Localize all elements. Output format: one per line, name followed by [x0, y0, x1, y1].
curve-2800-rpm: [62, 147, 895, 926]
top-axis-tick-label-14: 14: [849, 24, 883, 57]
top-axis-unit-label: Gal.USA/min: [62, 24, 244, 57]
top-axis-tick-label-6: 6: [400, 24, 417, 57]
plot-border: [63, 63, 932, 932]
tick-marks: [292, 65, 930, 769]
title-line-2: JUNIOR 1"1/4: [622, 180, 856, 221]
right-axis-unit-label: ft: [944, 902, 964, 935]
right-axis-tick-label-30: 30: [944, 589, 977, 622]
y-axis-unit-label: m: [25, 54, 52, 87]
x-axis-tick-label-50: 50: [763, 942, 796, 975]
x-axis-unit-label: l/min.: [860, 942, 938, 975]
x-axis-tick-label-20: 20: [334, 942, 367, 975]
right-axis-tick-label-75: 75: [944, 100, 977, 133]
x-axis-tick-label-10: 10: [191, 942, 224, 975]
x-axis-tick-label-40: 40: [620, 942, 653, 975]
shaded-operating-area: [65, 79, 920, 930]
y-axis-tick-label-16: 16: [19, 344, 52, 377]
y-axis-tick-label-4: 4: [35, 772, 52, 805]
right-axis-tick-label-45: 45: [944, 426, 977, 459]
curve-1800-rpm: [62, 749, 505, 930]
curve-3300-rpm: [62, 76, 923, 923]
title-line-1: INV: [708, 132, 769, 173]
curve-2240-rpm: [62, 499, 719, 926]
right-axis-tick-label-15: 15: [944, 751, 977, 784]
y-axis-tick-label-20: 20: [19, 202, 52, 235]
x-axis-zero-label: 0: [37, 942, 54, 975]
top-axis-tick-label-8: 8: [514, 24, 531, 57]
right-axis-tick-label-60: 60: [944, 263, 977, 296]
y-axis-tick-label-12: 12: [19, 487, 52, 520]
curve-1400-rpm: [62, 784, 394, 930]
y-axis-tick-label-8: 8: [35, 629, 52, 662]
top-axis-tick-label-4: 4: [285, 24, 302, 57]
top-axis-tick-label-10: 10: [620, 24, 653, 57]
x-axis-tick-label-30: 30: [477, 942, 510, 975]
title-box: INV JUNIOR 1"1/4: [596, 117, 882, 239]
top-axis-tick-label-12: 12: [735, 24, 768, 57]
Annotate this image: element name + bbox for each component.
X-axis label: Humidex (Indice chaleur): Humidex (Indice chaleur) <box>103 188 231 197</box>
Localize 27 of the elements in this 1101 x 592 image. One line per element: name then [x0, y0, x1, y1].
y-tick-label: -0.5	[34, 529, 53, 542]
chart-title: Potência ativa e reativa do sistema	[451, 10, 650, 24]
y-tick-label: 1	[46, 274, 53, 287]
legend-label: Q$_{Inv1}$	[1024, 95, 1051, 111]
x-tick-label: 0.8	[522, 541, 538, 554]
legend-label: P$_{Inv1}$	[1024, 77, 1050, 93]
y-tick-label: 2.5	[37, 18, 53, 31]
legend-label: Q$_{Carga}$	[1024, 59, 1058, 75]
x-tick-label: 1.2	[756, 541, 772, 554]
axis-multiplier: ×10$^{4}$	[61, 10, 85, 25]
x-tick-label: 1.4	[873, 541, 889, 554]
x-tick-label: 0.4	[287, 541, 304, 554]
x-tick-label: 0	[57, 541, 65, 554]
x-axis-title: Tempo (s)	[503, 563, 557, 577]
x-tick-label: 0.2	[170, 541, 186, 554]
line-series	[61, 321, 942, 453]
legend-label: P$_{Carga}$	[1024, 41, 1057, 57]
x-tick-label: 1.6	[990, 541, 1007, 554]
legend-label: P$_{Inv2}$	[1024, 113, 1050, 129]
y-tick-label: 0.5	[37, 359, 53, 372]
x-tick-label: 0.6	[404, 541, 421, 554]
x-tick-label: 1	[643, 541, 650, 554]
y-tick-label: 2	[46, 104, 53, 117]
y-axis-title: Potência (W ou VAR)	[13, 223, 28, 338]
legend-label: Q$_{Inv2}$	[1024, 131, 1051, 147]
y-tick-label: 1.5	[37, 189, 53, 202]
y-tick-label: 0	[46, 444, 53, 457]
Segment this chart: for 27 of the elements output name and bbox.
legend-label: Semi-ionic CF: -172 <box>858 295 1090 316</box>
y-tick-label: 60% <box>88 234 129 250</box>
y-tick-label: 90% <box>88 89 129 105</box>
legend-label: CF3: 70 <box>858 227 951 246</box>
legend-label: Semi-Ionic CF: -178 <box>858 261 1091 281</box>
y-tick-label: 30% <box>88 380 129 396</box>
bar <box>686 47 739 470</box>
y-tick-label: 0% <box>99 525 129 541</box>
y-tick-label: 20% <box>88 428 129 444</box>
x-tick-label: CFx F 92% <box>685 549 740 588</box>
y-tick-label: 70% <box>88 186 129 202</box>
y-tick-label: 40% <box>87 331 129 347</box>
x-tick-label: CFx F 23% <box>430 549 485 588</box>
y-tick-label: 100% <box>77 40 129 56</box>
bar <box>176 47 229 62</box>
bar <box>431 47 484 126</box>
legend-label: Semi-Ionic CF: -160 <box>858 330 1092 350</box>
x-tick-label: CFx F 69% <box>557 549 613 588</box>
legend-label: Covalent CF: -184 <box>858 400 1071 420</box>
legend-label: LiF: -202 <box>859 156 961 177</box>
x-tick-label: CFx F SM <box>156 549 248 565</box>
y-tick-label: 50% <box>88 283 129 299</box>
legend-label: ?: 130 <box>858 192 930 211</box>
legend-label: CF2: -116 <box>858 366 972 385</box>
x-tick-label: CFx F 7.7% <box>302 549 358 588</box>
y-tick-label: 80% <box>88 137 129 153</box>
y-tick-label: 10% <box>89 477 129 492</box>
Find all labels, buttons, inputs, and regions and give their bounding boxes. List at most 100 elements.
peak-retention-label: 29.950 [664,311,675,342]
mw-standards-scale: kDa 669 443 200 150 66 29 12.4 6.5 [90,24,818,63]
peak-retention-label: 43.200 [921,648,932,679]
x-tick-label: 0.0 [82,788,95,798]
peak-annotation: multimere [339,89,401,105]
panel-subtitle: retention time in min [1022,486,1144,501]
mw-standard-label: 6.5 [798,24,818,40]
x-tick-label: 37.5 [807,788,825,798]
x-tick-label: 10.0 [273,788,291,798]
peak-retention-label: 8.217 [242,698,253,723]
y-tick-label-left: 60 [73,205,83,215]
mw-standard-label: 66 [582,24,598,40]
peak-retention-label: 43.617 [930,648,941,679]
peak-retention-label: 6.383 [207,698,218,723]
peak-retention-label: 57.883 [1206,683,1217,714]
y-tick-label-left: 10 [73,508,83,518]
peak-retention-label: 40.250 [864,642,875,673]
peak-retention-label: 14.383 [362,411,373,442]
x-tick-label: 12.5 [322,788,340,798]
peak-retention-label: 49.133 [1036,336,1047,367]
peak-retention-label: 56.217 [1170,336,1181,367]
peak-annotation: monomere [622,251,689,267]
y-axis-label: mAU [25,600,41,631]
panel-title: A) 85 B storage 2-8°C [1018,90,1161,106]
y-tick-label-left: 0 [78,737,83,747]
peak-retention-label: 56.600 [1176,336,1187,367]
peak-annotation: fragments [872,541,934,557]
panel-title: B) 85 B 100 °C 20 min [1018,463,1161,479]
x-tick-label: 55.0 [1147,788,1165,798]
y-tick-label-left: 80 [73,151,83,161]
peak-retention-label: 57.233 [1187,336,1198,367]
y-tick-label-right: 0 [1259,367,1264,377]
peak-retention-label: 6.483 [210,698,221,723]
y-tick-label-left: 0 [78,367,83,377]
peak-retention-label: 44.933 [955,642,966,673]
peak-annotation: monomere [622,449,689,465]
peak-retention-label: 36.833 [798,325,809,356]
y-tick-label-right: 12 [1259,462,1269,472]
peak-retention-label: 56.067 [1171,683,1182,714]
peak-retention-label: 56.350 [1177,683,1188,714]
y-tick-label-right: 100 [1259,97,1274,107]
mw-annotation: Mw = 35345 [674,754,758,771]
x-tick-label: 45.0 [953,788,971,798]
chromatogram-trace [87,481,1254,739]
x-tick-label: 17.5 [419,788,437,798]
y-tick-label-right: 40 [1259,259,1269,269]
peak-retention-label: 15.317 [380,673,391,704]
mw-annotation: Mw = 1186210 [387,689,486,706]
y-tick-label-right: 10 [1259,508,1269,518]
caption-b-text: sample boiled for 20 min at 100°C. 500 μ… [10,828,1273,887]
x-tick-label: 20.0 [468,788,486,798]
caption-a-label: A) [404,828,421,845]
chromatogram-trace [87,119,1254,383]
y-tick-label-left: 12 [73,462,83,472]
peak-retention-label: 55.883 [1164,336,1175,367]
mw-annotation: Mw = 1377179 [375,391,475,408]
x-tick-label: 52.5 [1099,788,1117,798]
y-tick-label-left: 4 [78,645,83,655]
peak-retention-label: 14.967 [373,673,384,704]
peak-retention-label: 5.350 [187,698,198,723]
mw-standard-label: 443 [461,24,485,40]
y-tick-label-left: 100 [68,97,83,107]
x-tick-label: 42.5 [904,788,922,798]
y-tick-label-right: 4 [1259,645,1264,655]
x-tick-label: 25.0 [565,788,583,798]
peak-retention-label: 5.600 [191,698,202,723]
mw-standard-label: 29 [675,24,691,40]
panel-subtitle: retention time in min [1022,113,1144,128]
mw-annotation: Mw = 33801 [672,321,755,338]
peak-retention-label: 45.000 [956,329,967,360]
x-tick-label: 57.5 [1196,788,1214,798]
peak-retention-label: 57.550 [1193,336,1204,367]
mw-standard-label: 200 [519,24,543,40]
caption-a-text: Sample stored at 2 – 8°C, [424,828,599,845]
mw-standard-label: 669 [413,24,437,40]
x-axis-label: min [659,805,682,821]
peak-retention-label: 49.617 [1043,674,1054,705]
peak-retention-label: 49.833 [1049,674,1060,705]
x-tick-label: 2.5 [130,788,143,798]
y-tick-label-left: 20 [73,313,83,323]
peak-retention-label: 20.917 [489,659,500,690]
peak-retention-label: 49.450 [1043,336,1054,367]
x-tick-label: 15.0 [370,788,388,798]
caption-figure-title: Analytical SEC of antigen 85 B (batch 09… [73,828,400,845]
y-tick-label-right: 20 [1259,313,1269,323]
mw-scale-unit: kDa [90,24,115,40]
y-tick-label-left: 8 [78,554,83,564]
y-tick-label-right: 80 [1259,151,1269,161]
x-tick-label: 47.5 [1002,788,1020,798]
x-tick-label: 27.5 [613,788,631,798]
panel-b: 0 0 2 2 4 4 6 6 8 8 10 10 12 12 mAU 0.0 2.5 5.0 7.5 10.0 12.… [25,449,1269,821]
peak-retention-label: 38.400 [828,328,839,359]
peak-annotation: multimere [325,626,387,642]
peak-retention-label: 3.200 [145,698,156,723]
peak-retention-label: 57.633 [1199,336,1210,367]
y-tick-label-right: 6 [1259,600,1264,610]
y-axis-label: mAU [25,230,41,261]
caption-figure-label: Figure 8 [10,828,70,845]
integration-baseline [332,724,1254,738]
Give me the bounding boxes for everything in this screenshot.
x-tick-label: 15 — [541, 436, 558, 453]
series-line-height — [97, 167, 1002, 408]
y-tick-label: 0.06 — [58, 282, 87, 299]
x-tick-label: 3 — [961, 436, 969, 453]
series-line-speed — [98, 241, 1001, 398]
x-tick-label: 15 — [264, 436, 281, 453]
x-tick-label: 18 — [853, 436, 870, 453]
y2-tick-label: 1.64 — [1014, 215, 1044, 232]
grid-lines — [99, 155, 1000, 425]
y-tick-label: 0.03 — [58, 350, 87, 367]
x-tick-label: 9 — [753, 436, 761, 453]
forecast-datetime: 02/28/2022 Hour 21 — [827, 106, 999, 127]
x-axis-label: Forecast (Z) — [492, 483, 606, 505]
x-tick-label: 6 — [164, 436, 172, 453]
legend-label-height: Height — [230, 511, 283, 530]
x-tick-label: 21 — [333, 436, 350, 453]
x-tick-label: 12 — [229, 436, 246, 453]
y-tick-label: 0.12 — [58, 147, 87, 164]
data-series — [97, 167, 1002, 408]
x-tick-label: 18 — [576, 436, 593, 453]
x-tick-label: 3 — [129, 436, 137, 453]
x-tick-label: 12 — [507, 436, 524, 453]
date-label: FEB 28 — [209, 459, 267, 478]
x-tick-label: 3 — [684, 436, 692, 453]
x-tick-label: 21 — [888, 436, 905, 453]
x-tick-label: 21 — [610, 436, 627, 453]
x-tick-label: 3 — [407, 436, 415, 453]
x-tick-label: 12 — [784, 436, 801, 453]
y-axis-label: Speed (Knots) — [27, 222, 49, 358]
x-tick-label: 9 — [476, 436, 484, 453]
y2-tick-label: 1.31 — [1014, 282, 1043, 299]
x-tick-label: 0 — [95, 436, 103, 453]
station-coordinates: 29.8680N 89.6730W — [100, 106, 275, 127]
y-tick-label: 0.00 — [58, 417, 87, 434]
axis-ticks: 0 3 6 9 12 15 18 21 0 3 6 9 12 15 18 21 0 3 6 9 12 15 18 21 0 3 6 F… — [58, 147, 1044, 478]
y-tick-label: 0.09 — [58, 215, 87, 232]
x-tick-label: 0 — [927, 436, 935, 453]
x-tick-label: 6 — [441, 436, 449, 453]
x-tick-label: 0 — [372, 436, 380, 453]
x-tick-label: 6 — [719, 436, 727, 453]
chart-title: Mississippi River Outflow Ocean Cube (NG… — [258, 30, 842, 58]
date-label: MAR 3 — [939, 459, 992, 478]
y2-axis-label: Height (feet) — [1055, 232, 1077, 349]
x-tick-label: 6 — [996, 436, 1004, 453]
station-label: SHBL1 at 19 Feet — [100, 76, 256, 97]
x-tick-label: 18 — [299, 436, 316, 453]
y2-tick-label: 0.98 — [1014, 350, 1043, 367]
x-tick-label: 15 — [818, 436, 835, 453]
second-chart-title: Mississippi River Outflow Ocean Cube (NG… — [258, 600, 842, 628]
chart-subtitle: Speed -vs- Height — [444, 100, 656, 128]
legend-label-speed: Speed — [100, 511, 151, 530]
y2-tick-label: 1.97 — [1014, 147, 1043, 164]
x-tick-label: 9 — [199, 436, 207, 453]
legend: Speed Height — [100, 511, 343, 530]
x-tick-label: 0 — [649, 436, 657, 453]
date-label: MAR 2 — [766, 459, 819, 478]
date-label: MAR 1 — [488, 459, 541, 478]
• • •
THE TASK: Arrange the records, from their beginning through the line containing "180, 856, 221]", as a numbered list, omitting any blank lines.

ANSWER TO THE EXERCISE:
1. Localize all elements. Output format: one per line, name followed by [x0, y0, x1, y1].
2. curve-2800-rpm: [62, 147, 895, 926]
3. top-axis-tick-label-14: 14: [849, 24, 883, 57]
4. top-axis-unit-label: Gal.USA/min: [62, 24, 244, 57]
5. top-axis-tick-label-6: 6: [400, 24, 417, 57]
6. plot-border: [63, 63, 932, 932]
7. tick-marks: [292, 65, 930, 769]
8. title-line-2: JUNIOR 1"1/4: [622, 180, 856, 221]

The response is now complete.